* **WHAT IS NEEDED**
Return the full material exactly.

* **EXCERPTED DATA**

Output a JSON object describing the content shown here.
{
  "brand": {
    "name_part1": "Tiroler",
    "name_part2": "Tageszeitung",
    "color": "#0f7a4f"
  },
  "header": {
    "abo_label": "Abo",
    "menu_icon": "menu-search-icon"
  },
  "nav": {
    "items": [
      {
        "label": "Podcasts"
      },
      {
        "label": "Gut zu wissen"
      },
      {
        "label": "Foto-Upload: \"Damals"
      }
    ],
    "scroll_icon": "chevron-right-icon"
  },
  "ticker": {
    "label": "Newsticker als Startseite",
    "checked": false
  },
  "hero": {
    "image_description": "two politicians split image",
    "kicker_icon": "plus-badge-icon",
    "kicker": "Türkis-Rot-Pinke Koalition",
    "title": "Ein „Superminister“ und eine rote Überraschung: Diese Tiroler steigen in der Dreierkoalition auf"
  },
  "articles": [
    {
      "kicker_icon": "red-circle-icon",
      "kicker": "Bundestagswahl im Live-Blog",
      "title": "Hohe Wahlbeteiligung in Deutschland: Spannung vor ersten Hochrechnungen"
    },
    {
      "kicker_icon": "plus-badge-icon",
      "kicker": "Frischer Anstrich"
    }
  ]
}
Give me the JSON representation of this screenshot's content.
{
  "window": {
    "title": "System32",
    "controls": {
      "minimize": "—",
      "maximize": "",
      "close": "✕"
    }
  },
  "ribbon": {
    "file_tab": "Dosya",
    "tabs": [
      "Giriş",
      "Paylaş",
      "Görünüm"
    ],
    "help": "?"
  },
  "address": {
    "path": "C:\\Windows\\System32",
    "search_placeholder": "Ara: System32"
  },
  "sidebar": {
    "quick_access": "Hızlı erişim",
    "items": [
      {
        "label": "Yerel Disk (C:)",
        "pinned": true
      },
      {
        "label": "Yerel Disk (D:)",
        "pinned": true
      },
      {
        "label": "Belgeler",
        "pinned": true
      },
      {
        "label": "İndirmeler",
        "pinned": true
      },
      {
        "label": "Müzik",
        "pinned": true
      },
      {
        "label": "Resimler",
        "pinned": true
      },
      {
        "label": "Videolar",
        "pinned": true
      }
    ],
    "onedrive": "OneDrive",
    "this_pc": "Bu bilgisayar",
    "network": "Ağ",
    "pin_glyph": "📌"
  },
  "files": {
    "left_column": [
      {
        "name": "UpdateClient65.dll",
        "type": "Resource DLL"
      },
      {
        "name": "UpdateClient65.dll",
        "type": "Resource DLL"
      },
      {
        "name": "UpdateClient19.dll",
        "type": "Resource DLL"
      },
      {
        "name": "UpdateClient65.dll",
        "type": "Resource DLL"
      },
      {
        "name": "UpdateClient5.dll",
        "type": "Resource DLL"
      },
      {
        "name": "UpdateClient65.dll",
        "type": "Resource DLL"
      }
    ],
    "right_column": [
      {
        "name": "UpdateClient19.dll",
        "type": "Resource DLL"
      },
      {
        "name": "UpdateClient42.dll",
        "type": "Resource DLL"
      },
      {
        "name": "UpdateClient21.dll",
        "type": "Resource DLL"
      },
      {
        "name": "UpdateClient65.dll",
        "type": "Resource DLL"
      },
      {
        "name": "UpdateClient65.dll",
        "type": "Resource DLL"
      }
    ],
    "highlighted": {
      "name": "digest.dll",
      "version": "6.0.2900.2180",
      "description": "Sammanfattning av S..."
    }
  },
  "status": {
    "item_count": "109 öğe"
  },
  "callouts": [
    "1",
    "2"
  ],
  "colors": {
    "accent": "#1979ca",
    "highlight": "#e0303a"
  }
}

* **WRITTEN ANSWER**
Output a JSON object describing the content shown here.
{
  "brand": {
    "name_part1": "Tiroler",
    "name_part2": "Tageszeitung",
    "color": "#0f7a4f"
  },
  "header": {
    "abo_label": "Abo",
    "menu_icon": "menu-search-icon"
  },
  "nav": {
    "items": [
      {
        "label": "Podcasts"
      },
      {
        "label": "Gut zu wissen"
      },
      {
        "label": "Foto-Upload: \"Damals"
      }
    ],
    "scroll_icon": "chevron-right-icon"
  },
  "ticker": {
    "label": "Newsticker als Startseite",
    "checked": false
  },
  "hero": {
    "image_description": "two politicians split image",
    "kicker_icon": "plus-badge-icon",
    "kicker": "Türkis-Rot-Pinke Koalition",
    "title": "Ein „Superminister“ und eine rote Überraschung: Diese Tiroler steigen in der Dreierkoalition auf"
  },
  "articles": [
    {
      "kicker_icon": "red-circle-icon",
      "kicker": "Bundestagswahl im Live-Blog",
      "title": "Hohe Wahlbeteiligung in Deutschland: Spannung vor ersten Hochrechnungen"
    },
    {
      "kicker_icon": "plus-badge-icon",
      "kicker": "Frischer Anstrich"
    }
  ]
}
Give me the JSON representation of this screenshot's content.
{
  "window": {
    "title": "System32",
    "controls": {
      "minimize": "—",
      "maximize": "",
      "close": "✕"
    }
  },
  "ribbon": {
    "file_tab": "Dosya",
    "tabs": [
      "Giriş",
      "Paylaş",
      "Görünüm"
    ],
    "help": "?"
  },
  "address": {
    "path": "C:\\Windows\\System32",
    "search_placeholder": "Ara: System32"
  },
  "sidebar": {
    "quick_access": "Hızlı erişim",
    "items": [
      {
        "label": "Yerel Disk (C:)",
        "pinned": true
      },
      {
        "label": "Yerel Disk (D:)",
        "pinned": true
      },
      {
        "label": "Belgeler",
        "pinned": true
      },
      {
        "label": "İndirmeler",
        "pinned": true
      },
      {
        "label": "Müzik",
        "pinned": true
      },
      {
        "label": "Resimler",
        "pinned": true
      },
      {
        "label": "Videolar",
        "pinned": true
      }
    ],
    "onedrive": "OneDrive",
    "this_pc": "Bu bilgisayar",
    "network": "Ağ",
    "pin_glyph": "📌"
  },
  "files": {
    "left_column": [
      {
        "name": "UpdateClient65.dll",
        "type": "Resource DLL"
      },
      {
        "name": "UpdateClient65.dll",
        "type": "Resource DLL"
      },
      {
        "name": "UpdateClient19.dll",
        "type": "Resource DLL"
      },
      {
        "name": "UpdateClient65.dll",
        "type": "Resource DLL"
      },
      {
        "name": "UpdateClient5.dll",
        "type": "Resource DLL"
      },
      {
        "name": "UpdateClient65.dll",
        "type": "Resource DLL"
      }
    ],
    "right_column": [
      {
        "name": "UpdateClient19.dll",
        "type": "Resource DLL"
      },
      {
        "name": "UpdateClient42.dll",
        "type": "Resource DLL"
      },
      {
        "name": "UpdateClient21.dll",
        "type": "Resource DLL"
      },
      {
        "name": "UpdateClient65.dll",
        "type": "Resource DLL"
      },
      {
        "name": "UpdateClient65.dll",
        "type": "Resource DLL"
      }
    ],
    "highlighted": {
      "name": "digest.dll",
      "version": "6.0.2900.2180",
      "description": "Sammanfattning av S..."
    }
  },
  "status": {
    "item_count": "109 öğe"
  },
  "callouts": [
    "1",
    "2"
  ],
  "colors": {
    "accent": "#1979ca",
    "highlight": "#e0303a"
  }
}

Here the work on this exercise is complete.